=== What you should do ===
Transcribe the lines below verbatim, skipping the images.

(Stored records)
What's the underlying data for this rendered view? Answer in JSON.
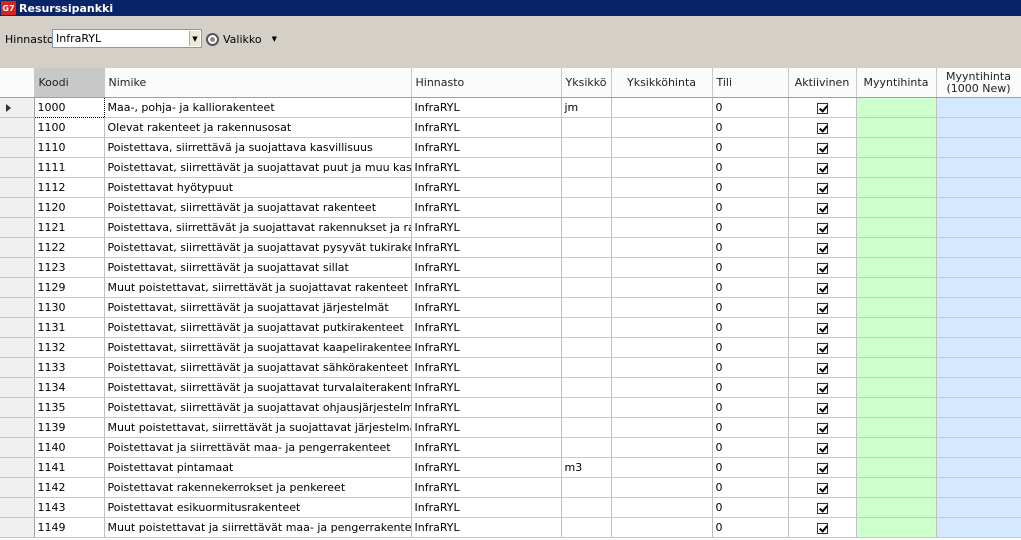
{
  "window": {
    "logo_text": "G7",
    "title": "Resurssipankki"
  },
  "toolbar": {
    "hinnasto_label": "Hinnasto",
    "hinnasto_value": "InfraRYL",
    "menu_label": "Valikko"
  },
  "columns": [
    "Koodi",
    "Nimike",
    "Hinnasto",
    "Yksikkö",
    "Yksikköhinta",
    "Tili",
    "Aktiivinen",
    "Myyntihinta",
    "Myyntihinta (1000 New)"
  ],
  "rows": [
    {
      "code": "1000",
      "name": "Maa-, pohja- ja kalliorakenteet",
      "list": "InfraRYL",
      "unit": "jm",
      "price": "",
      "account": "0",
      "active": true
    },
    {
      "code": "1100",
      "name": "Olevat rakenteet ja rakennusosat",
      "list": "InfraRYL",
      "unit": "",
      "price": "",
      "account": "0",
      "active": true
    },
    {
      "code": "1110",
      "name": "Poistettava, siirrettävä ja suojattava kasvillisuus",
      "list": "InfraRYL",
      "unit": "",
      "price": "",
      "account": "0",
      "active": true
    },
    {
      "code": "1111",
      "name": "Poistettavat, siirrettävät ja suojattavat puut ja muu kasvil",
      "list": "InfraRYL",
      "unit": "",
      "price": "",
      "account": "0",
      "active": true
    },
    {
      "code": "1112",
      "name": "Poistettavat hyötypuut",
      "list": "InfraRYL",
      "unit": "",
      "price": "",
      "account": "0",
      "active": true
    },
    {
      "code": "1120",
      "name": "Poistettavat, siirrettävät ja suojattavat rakenteet",
      "list": "InfraRYL",
      "unit": "",
      "price": "",
      "account": "0",
      "active": true
    },
    {
      "code": "1121",
      "name": "Poistettava, siirrettävät ja suojattavat rakennukset ja rak",
      "list": "InfraRYL",
      "unit": "",
      "price": "",
      "account": "0",
      "active": true
    },
    {
      "code": "1122",
      "name": "Poistettavat, siirrettävät ja suojattavat pysyvät tukirakent",
      "list": "InfraRYL",
      "unit": "",
      "price": "",
      "account": "0",
      "active": true
    },
    {
      "code": "1123",
      "name": "Poistettavat, siirrettävät ja suojattavat sillat",
      "list": "InfraRYL",
      "unit": "",
      "price": "",
      "account": "0",
      "active": true
    },
    {
      "code": "1129",
      "name": "Muut poistettavat, siirrettävät ja suojattavat rakenteet",
      "list": "InfraRYL",
      "unit": "",
      "price": "",
      "account": "0",
      "active": true
    },
    {
      "code": "1130",
      "name": "Poistettavat, siirrettävät ja suojattavat järjestelmät",
      "list": "InfraRYL",
      "unit": "",
      "price": "",
      "account": "0",
      "active": true
    },
    {
      "code": "1131",
      "name": "Poistettavat, siirrettävät ja suojattavat putkirakenteet",
      "list": "InfraRYL",
      "unit": "",
      "price": "",
      "account": "0",
      "active": true
    },
    {
      "code": "1132",
      "name": "Poistettavat, siirrettävät ja suojattavat kaapelirakenteet",
      "list": "InfraRYL",
      "unit": "",
      "price": "",
      "account": "0",
      "active": true
    },
    {
      "code": "1133",
      "name": "Poistettavat, siirrettävät ja suojattavat sähkörakenteet",
      "list": "InfraRYL",
      "unit": "",
      "price": "",
      "account": "0",
      "active": true
    },
    {
      "code": "1134",
      "name": "Poistettavat, siirrettävät ja suojattavat turvalaiterakentee",
      "list": "InfraRYL",
      "unit": "",
      "price": "",
      "account": "0",
      "active": true
    },
    {
      "code": "1135",
      "name": "Poistettavat, siirrettävät ja suojattavat ohjausjärjestelmät",
      "list": "InfraRYL",
      "unit": "",
      "price": "",
      "account": "0",
      "active": true
    },
    {
      "code": "1139",
      "name": "Muut poistettavat, siirrettävät ja suojattavat järjestelmät",
      "list": "InfraRYL",
      "unit": "",
      "price": "",
      "account": "0",
      "active": true
    },
    {
      "code": "1140",
      "name": "Poistettavat ja siirrettävät maa- ja pengerrakenteet",
      "list": "InfraRYL",
      "unit": "",
      "price": "",
      "account": "0",
      "active": true
    },
    {
      "code": "1141",
      "name": "Poistettavat pintamaat",
      "list": "InfraRYL",
      "unit": "m3",
      "price": "",
      "account": "0",
      "active": true
    },
    {
      "code": "1142",
      "name": "Poistettavat rakennekerrokset ja penkereet",
      "list": "InfraRYL",
      "unit": "",
      "price": "",
      "account": "0",
      "active": true
    },
    {
      "code": "1143",
      "name": "Poistettavat esikuormitusrakenteet",
      "list": "InfraRYL",
      "unit": "",
      "price": "",
      "account": "0",
      "active": true
    },
    {
      "code": "1149",
      "name": "Muut poistettavat ja siirrettävät maa- ja pengerrakenteet",
      "list": "InfraRYL",
      "unit": "",
      "price": "",
      "account": "0",
      "active": true
    }
  ],
  "colors": {
    "titlebar": "#0a246a",
    "myyntihinta_bg": "#ccffcc",
    "myyntihinta_new_bg": "#d4e8ff"
  }
}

=== Full response ===
What's the underlying data for this rendered view? Answer in JSON.
{
  "window": {
    "logo_text": "G7",
    "title": "Resurssipankki"
  },
  "toolbar": {
    "hinnasto_label": "Hinnasto",
    "hinnasto_value": "InfraRYL",
    "menu_label": "Valikko"
  },
  "columns": [
    "Koodi",
    "Nimike",
    "Hinnasto",
    "Yksikkö",
    "Yksikköhinta",
    "Tili",
    "Aktiivinen",
    "Myyntihinta",
    "Myyntihinta (1000 New)"
  ],
  "rows": [
    {
      "code": "1000",
      "name": "Maa-, pohja- ja kalliorakenteet",
      "list": "InfraRYL",
      "unit": "jm",
      "price": "",
      "account": "0",
      "active": true
    },
    {
      "code": "1100",
      "name": "Olevat rakenteet ja rakennusosat",
      "list": "InfraRYL",
      "unit": "",
      "price": "",
      "account": "0",
      "active": true
    },
    {
      "code": "1110",
      "name": "Poistettava, siirrettävä ja suojattava kasvillisuus",
      "list": "InfraRYL",
      "unit": "",
      "price": "",
      "account": "0",
      "active": true
    },
    {
      "code": "1111",
      "name": "Poistettavat, siirrettävät ja suojattavat puut ja muu kasvil",
      "list": "InfraRYL",
      "unit": "",
      "price": "",
      "account": "0",
      "active": true
    },
    {
      "code": "1112",
      "name": "Poistettavat hyötypuut",
      "list": "InfraRYL",
      "unit": "",
      "price": "",
      "account": "0",
      "active": true
    },
    {
      "code": "1120",
      "name": "Poistettavat, siirrettävät ja suojattavat rakenteet",
      "list": "InfraRYL",
      "unit": "",
      "price": "",
      "account": "0",
      "active": true
    },
    {
      "code": "1121",
      "name": "Poistettava, siirrettävät ja suojattavat rakennukset ja rak",
      "list": "InfraRYL",
      "unit": "",
      "price": "",
      "account": "0",
      "active": true
    },
    {
      "code": "1122",
      "name": "Poistettavat, siirrettävät ja suojattavat pysyvät tukirakent",
      "list": "InfraRYL",
      "unit": "",
      "price": "",
      "account": "0",
      "active": true
    },
    {
      "code": "1123",
      "name": "Poistettavat, siirrettävät ja suojattavat sillat",
      "list": "InfraRYL",
      "unit": "",
      "price": "",
      "account": "0",
      "active": true
    },
    {
      "code": "1129",
      "name": "Muut poistettavat, siirrettävät ja suojattavat rakenteet",
      "list": "InfraRYL",
      "unit": "",
      "price": "",
      "account": "0",
      "active": true
    },
    {
      "code": "1130",
      "name": "Poistettavat, siirrettävät ja suojattavat järjestelmät",
      "list": "InfraRYL",
      "unit": "",
      "price": "",
      "account": "0",
      "active": true
    },
    {
      "code": "1131",
      "name": "Poistettavat, siirrettävät ja suojattavat putkirakenteet",
      "list": "InfraRYL",
      "unit": "",
      "price": "",
      "account": "0",
      "active": true
    },
    {
      "code": "1132",
      "name": "Poistettavat, siirrettävät ja suojattavat kaapelirakenteet",
      "list": "InfraRYL",
      "unit": "",
      "price": "",
      "account": "0",
      "active": true
    },
    {
      "code": "1133",
      "name": "Poistettavat, siirrettävät ja suojattavat sähkörakenteet",
      "list": "InfraRYL",
      "unit": "",
      "price": "",
      "account": "0",
      "active": true
    },
    {
      "code": "1134",
      "name": "Poistettavat, siirrettävät ja suojattavat turvalaiterakentee",
      "list": "InfraRYL",
      "unit": "",
      "price": "",
      "account": "0",
      "active": true
    },
    {
      "code": "1135",
      "name": "Poistettavat, siirrettävät ja suojattavat ohjausjärjestelmät",
      "list": "InfraRYL",
      "unit": "",
      "price": "",
      "account": "0",
      "active": true
    },
    {
      "code": "1139",
      "name": "Muut poistettavat, siirrettävät ja suojattavat järjestelmät",
      "list": "InfraRYL",
      "unit": "",
      "price": "",
      "account": "0",
      "active": true
    },
    {
      "code": "1140",
      "name": "Poistettavat ja siirrettävät maa- ja pengerrakenteet",
      "list": "InfraRYL",
      "unit": "",
      "price": "",
      "account": "0",
      "active": true
    },
    {
      "code": "1141",
      "name": "Poistettavat pintamaat",
      "list": "InfraRYL",
      "unit": "m3",
      "price": "",
      "account": "0",
      "active": true
    },
    {
      "code": "1142",
      "name": "Poistettavat rakennekerrokset ja penkereet",
      "list": "InfraRYL",
      "unit": "",
      "price": "",
      "account": "0",
      "active": true
    },
    {
      "code": "1143",
      "name": "Poistettavat esikuormitusrakenteet",
      "list": "InfraRYL",
      "unit": "",
      "price": "",
      "account": "0",
      "active": true
    },
    {
      "code": "1149",
      "name": "Muut poistettavat ja siirrettävät maa- ja pengerrakenteet",
      "list": "InfraRYL",
      "unit": "",
      "price": "",
      "account": "0",
      "active": true
    }
  ],
  "colors": {
    "titlebar": "#0a246a",
    "myyntihinta_bg": "#ccffcc",
    "myyntihinta_new_bg": "#d4e8ff"
  }
}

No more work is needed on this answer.